• What is expected
Lines that contain the string "orange" are to be copied; leave out all others.

## Start Data listing

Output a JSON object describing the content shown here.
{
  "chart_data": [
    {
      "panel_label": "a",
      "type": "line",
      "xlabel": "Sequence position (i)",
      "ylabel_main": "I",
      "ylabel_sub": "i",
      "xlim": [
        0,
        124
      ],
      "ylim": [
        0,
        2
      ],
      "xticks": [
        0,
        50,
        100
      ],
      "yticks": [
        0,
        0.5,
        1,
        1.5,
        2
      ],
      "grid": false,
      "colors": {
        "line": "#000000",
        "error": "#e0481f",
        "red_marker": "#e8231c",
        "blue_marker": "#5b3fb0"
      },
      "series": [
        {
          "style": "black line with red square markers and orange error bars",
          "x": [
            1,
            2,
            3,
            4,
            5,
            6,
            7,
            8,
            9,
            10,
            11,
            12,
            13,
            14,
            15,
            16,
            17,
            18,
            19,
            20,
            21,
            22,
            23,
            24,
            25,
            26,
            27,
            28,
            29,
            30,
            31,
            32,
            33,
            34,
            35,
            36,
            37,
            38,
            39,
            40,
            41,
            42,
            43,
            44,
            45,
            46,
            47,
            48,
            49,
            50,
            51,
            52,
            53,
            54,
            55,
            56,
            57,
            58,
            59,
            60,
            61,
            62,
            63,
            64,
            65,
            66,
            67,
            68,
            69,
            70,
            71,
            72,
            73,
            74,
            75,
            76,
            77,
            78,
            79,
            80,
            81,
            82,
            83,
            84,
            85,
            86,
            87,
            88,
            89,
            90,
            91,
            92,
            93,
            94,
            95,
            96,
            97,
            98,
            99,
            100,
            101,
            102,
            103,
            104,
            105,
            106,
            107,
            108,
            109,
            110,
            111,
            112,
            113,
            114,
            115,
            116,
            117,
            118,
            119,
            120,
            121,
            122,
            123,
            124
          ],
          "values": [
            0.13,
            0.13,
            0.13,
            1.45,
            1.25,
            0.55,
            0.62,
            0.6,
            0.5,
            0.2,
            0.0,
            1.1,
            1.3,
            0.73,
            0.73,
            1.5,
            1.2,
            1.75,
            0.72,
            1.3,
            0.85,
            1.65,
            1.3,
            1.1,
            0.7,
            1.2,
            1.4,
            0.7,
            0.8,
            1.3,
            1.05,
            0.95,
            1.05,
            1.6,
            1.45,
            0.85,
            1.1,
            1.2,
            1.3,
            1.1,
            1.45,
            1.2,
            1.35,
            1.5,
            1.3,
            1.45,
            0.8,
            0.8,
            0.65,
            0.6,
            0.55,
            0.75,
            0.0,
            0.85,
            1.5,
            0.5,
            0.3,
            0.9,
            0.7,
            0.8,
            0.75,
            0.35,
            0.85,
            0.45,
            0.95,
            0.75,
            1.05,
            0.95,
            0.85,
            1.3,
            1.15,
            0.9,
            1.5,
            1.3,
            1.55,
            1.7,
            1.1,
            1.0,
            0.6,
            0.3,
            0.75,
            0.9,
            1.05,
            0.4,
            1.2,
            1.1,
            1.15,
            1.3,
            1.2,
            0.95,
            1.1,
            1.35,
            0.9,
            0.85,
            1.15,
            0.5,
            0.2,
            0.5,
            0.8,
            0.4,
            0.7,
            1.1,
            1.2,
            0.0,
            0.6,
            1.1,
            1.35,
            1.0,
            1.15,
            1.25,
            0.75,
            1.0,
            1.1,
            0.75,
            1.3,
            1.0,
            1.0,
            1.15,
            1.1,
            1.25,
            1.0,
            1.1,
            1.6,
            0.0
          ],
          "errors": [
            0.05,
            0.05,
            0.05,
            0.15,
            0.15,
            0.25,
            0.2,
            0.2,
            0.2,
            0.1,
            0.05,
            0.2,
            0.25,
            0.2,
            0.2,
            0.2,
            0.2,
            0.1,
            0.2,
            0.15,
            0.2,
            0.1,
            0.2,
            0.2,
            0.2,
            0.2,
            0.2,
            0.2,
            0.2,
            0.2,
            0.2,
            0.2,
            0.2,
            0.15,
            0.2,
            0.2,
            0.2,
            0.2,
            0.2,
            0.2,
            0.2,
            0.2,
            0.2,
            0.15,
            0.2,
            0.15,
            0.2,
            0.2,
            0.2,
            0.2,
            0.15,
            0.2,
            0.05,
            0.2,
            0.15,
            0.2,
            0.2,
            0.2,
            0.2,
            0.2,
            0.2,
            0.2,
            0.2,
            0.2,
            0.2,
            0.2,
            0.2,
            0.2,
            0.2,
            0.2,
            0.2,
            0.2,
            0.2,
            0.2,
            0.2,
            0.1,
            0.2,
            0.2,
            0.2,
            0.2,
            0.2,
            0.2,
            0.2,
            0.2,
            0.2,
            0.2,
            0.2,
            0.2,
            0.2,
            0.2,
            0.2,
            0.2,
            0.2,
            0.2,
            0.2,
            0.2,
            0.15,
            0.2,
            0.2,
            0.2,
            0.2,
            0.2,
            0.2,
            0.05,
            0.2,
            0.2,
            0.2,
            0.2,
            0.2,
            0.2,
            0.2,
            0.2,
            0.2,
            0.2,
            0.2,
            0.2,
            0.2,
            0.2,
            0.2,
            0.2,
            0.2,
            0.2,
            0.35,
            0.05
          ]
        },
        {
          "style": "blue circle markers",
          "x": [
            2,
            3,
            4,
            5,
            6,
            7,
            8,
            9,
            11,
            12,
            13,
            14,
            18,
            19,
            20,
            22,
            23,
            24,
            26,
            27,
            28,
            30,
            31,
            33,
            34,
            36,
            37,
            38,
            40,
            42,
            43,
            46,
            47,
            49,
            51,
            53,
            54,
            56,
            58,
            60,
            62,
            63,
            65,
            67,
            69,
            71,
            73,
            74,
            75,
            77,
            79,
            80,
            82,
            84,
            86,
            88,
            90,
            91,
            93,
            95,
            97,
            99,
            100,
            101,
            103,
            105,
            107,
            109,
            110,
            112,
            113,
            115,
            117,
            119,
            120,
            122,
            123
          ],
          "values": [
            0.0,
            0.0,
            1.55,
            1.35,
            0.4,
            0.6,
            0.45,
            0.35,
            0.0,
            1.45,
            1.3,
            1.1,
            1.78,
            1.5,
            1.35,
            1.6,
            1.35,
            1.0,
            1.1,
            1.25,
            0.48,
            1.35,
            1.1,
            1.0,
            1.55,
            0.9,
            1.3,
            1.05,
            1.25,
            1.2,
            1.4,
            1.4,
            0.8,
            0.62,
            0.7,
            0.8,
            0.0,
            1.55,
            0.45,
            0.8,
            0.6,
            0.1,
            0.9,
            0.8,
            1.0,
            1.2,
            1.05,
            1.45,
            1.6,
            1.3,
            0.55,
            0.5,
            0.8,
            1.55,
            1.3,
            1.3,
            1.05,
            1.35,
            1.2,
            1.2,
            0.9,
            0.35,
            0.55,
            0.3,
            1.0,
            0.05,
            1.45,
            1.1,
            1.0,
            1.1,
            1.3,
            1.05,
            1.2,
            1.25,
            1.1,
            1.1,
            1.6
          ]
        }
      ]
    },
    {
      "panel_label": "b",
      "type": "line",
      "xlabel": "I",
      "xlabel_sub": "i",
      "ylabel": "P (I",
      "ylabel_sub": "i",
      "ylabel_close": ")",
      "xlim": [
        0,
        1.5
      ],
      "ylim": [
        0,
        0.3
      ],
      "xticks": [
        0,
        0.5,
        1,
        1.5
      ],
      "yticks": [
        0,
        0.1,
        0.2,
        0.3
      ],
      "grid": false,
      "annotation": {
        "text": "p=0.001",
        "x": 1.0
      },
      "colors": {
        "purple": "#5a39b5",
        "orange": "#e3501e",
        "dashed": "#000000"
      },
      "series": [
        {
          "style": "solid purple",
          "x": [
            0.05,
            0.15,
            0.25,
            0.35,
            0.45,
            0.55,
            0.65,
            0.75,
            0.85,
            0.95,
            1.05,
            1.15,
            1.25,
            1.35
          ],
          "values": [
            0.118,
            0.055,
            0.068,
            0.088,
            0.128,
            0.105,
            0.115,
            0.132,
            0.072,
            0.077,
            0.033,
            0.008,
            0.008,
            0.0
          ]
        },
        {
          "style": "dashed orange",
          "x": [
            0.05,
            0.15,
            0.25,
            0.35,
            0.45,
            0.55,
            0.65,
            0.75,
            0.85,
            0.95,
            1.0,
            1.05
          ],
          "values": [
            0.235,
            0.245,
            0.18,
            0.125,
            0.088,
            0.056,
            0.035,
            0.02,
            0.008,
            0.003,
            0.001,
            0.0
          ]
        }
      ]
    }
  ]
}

## End Data listing

• Exercise output
          "style": "black line with red square markers and orange error bars",
        "orange": "#e3501e",
          "style": "dashed orange",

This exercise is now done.